____ Material for the task
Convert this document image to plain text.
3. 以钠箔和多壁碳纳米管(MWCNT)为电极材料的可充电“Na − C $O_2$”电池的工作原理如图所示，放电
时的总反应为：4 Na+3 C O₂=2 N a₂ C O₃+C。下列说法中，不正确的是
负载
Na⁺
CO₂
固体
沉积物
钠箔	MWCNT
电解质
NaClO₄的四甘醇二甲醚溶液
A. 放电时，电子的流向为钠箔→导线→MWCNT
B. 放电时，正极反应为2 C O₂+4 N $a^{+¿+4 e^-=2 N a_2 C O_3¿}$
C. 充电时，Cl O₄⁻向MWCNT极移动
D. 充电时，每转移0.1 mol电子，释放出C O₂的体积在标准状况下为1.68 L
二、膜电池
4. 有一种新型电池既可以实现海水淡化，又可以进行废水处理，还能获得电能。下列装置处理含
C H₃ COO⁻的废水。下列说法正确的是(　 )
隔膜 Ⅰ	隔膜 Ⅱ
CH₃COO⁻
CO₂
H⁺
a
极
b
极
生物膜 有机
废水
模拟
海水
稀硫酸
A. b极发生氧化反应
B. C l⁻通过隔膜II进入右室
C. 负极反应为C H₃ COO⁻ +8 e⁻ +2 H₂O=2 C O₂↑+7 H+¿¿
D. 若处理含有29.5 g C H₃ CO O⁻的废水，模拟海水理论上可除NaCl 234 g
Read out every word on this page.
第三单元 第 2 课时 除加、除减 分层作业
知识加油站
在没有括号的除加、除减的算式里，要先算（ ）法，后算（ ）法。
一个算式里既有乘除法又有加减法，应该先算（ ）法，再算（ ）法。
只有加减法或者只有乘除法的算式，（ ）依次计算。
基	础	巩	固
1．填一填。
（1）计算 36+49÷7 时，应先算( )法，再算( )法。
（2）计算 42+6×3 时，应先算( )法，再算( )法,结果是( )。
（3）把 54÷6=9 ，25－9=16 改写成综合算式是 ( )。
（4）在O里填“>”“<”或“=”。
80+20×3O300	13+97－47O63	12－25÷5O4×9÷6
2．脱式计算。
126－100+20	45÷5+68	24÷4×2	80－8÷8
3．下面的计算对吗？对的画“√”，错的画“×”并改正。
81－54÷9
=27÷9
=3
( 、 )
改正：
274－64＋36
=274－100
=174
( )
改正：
________
→ **Problem details**: Give back each line above precisely as it stands.

→ **Response to this exercise**:
Convert this document image to plain text.
3. 以钠箔和多壁碳纳米管(MWCNT)为电极材料的可充电“Na − C $O_2$”电池的工作原理如图所示，放电
时的总反应为：4 Na+3 C O₂=2 N a₂ C O₃+C。下列说法中，不正确的是
负载
Na⁺
CO₂
固体
沉积物
钠箔	MWCNT
电解质
NaClO₄的四甘醇二甲醚溶液
A. 放电时，电子的流向为钠箔→导线→MWCNT
B. 放电时，正极反应为2 C O₂+4 N $a^{+¿+4 e^-=2 N a_2 C O_3¿}$
C. 充电时，Cl O₄⁻向MWCNT极移动
D. 充电时，每转移0.1 mol电子，释放出C O₂的体积在标准状况下为1.68 L
二、膜电池
4. 有一种新型电池既可以实现海水淡化，又可以进行废水处理，还能获得电能。下列装置处理含
C H₃ COO⁻的废水。下列说法正确的是(　 )
隔膜 Ⅰ	隔膜 Ⅱ
CH₃COO⁻
CO₂
H⁺
a
极
b
极
生物膜 有机
废水
模拟
海水
稀硫酸
A. b极发生氧化反应
B. C l⁻通过隔膜II进入右室
C. 负极反应为C H₃ COO⁻ +8 e⁻ +2 H₂O=2 C O₂↑+7 H+¿¿
D. 若处理含有29.5 g C H₃ CO O⁻的废水，模拟海水理论上可除NaCl 234 g
Read out every word on this page.
第三单元 第 2 课时 除加、除减 分层作业
知识加油站
在没有括号的除加、除减的算式里，要先算（ ）法，后算（ ）法。
一个算式里既有乘除法又有加减法，应该先算（ ）法，再算（ ）法。
只有加减法或者只有乘除法的算式，（ ）依次计算。
基	础	巩	固
1．填一填。
（1）计算 36+49÷7 时，应先算( )法，再算( )法。
（2）计算 42+6×3 时，应先算( )法，再算( )法,结果是( )。
（3）把 54÷6=9 ，25－9=16 改写成综合算式是 ( )。
（4）在O里填“>”“<”或“=”。
80+20×3O300	13+97－47O63	12－25÷5O4×9÷6
2．脱式计算。
126－100+20	45÷5+68	24÷4×2	80－8÷8
3．下面的计算对吗？对的画“√”，错的画“×”并改正。
81－54÷9
=27÷9
=3
( 、 )
改正：
274－64＋36
=274－100
=174
( )
改正：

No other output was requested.